# START OF DATA

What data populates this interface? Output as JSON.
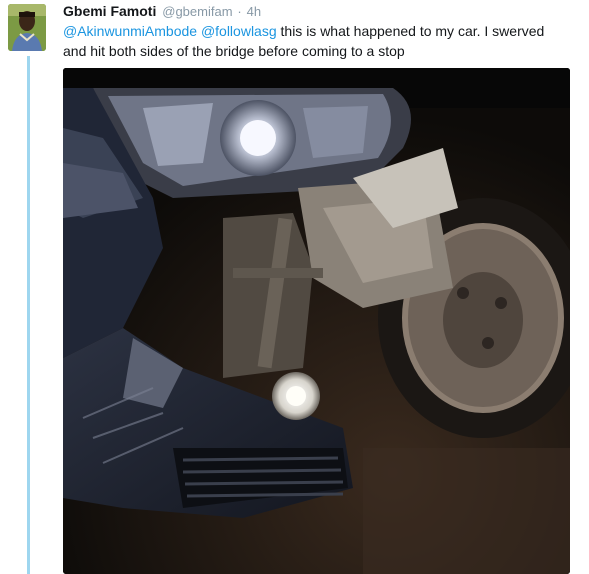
{
  "tweet": {
    "author_name": "Gbemi Famoti",
    "author_handle": "@gbemifam",
    "separator": "·",
    "timestamp": "4h",
    "mention_1": "@AkinwunmiAmbode",
    "mention_2": "@followlasg",
    "text_line_1": " this is what happened to my car. I swerved",
    "text_line_2": "and hit both sides of the bridge before coming to a stop",
    "media_icon": "damaged-car-photo"
  },
  "colors": {
    "link": "#1b95e0",
    "muted": "#8899a6",
    "text": "#14171a",
    "thread_line": "#9ed6ef"
  }
}
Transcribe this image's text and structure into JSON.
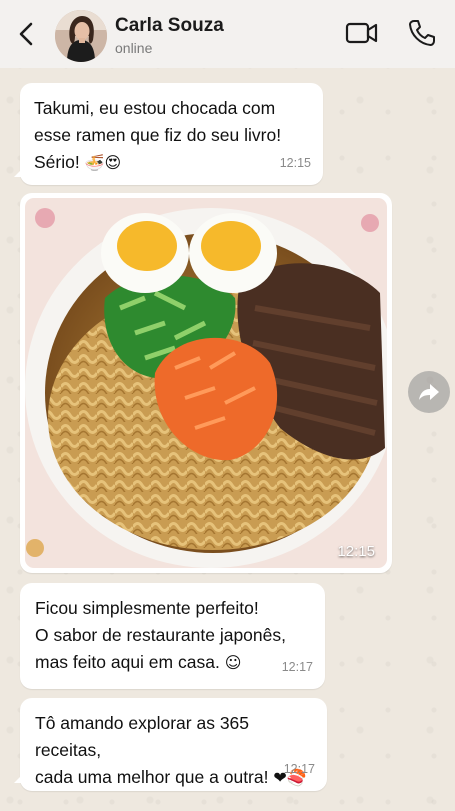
{
  "header": {
    "contact_name": "Carla Souza",
    "status": "online"
  },
  "messages": [
    {
      "type": "text",
      "text": "Takumi, eu estou chocada com\nesse ramen que fiz do seu livro!\nSério!",
      "emojis": "🍜😍",
      "time": "12:15"
    },
    {
      "type": "image",
      "image_description": "",
      "time": "12:15"
    },
    {
      "type": "text",
      "text": "Ficou simplesmente perfeito!\nO sabor de restaurante japonês,\nmas feito aqui em casa.",
      "emojis": "☺",
      "time": "12:17"
    },
    {
      "type": "text",
      "text": "Tô amando explorar as 365 receitas,\ncada uma melhor que a outra!",
      "emojis": "❤🍣",
      "time": "12:17"
    }
  ],
  "icons": {
    "back": "chevron-left-icon",
    "video": "video-camera-icon",
    "call": "phone-icon",
    "forward": "forward-arrow-icon"
  },
  "colors": {
    "header_bg": "#f3f1ef",
    "chat_bg": "#eee8df",
    "bubble_bg": "#ffffff",
    "time_text": "#8a8a8a"
  }
}
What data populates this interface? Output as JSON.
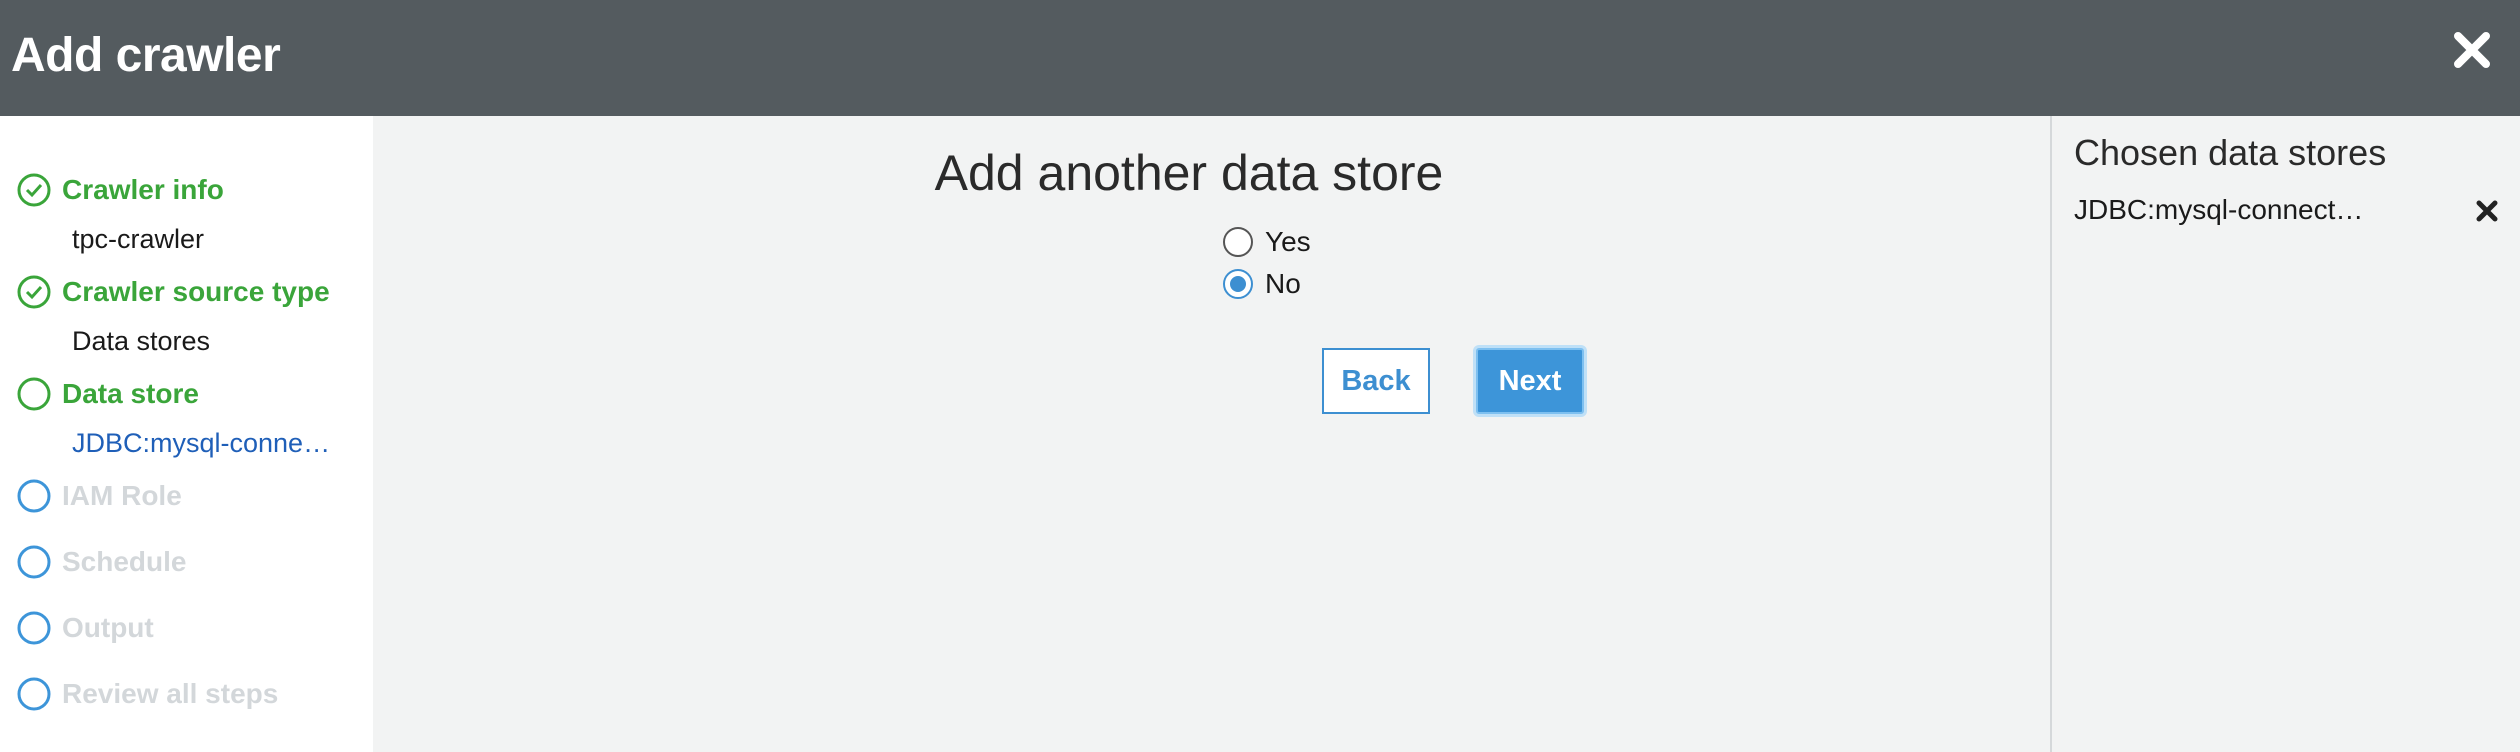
{
  "header": {
    "title": "Add crawler"
  },
  "sidebar": {
    "steps": [
      {
        "label": "Crawler info",
        "sub": "tpc-crawler"
      },
      {
        "label": "Crawler source type",
        "sub": "Data stores"
      },
      {
        "label": "Data store",
        "sub": "JDBC:mysql-conne…"
      },
      {
        "label": "IAM Role"
      },
      {
        "label": "Schedule"
      },
      {
        "label": "Output"
      },
      {
        "label": "Review all steps"
      }
    ]
  },
  "main": {
    "heading": "Add another data store",
    "options": [
      {
        "label": "Yes",
        "selected": false
      },
      {
        "label": "No",
        "selected": true
      }
    ],
    "back_label": "Back",
    "next_label": "Next"
  },
  "right_panel": {
    "title": "Chosen data stores",
    "items": [
      {
        "label": "JDBC:mysql-connect…"
      }
    ]
  },
  "colors": {
    "header_bg": "#545b5f",
    "done_green": "#3aa53a",
    "accent_blue": "#3d95d9",
    "link_blue": "#1f5fb8"
  }
}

# END OF DATA

(STATED PROBLEM) Reproduce the material in full, word for word, and omit the pictures.

(FINAL RESULT)
What data populates this interface? Output as JSON.
{
  "tweet": {
    "author_name": "Gbemi Famoti",
    "author_handle": "@gbemifam",
    "separator": "·",
    "timestamp": "4h",
    "mention_1": "@AkinwunmiAmbode",
    "mention_2": "@followlasg",
    "text_line_1": " this is what happened to my car. I swerved",
    "text_line_2": "and hit both sides of the bridge before coming to a stop",
    "media_icon": "damaged-car-photo"
  },
  "colors": {
    "link": "#1b95e0",
    "muted": "#8899a6",
    "text": "#14171a",
    "thread_line": "#9ed6ef"
  }
}
Transcribe this image's text and structure into JSON.
{
  "header": {
    "contact_name": "Carla Souza",
    "status": "online"
  },
  "messages": [
    {
      "type": "text",
      "text": "Takumi, eu estou chocada com\nesse ramen que fiz do seu livro!\nSério!",
      "emojis": "🍜😍",
      "time": "12:15"
    },
    {
      "type": "image",
      "image_description": "",
      "time": "12:15"
    },
    {
      "type": "text",
      "text": "Ficou simplesmente perfeito!\nO sabor de restaurante japonês,\nmas feito aqui em casa.",
      "emojis": "☺",
      "time": "12:17"
    },
    {
      "type": "text",
      "text": "Tô amando explorar as 365 receitas,\ncada uma melhor que a outra!",
      "emojis": "❤🍣",
      "time": "12:17"
    }
  ],
  "icons": {
    "back": "chevron-left-icon",
    "video": "video-camera-icon",
    "call": "phone-icon",
    "forward": "forward-arrow-icon"
  },
  "colors": {
    "header_bg": "#f3f1ef",
    "chat_bg": "#eee8df",
    "bubble_bg": "#ffffff",
    "time_text": "#8a8a8a"
  }
}
What data populates this interface? Output as JSON.
{
  "header": {
    "title": "Add crawler"
  },
  "sidebar": {
    "steps": [
      {
        "label": "Crawler info",
        "sub": "tpc-crawler"
      },
      {
        "label": "Crawler source type",
        "sub": "Data stores"
      },
      {
        "label": "Data store",
        "sub": "JDBC:mysql-conne…"
      },
      {
        "label": "IAM Role"
      },
      {
        "label": "Schedule"
      },
      {
        "label": "Output"
      },
      {
        "label": "Review all steps"
      }
    ]
  },
  "main": {
    "heading": "Add another data store",
    "options": [
      {
        "label": "Yes",
        "selected": false
      },
      {
        "label": "No",
        "selected": true
      }
    ],
    "back_label": "Back",
    "next_label": "Next"
  },
  "right_panel": {
    "title": "Chosen data stores",
    "items": [
      {
        "label": "JDBC:mysql-connect…"
      }
    ]
  },
  "colors": {
    "header_bg": "#545b5f",
    "done_green": "#3aa53a",
    "accent_blue": "#3d95d9",
    "link_blue": "#1f5fb8"
  }
}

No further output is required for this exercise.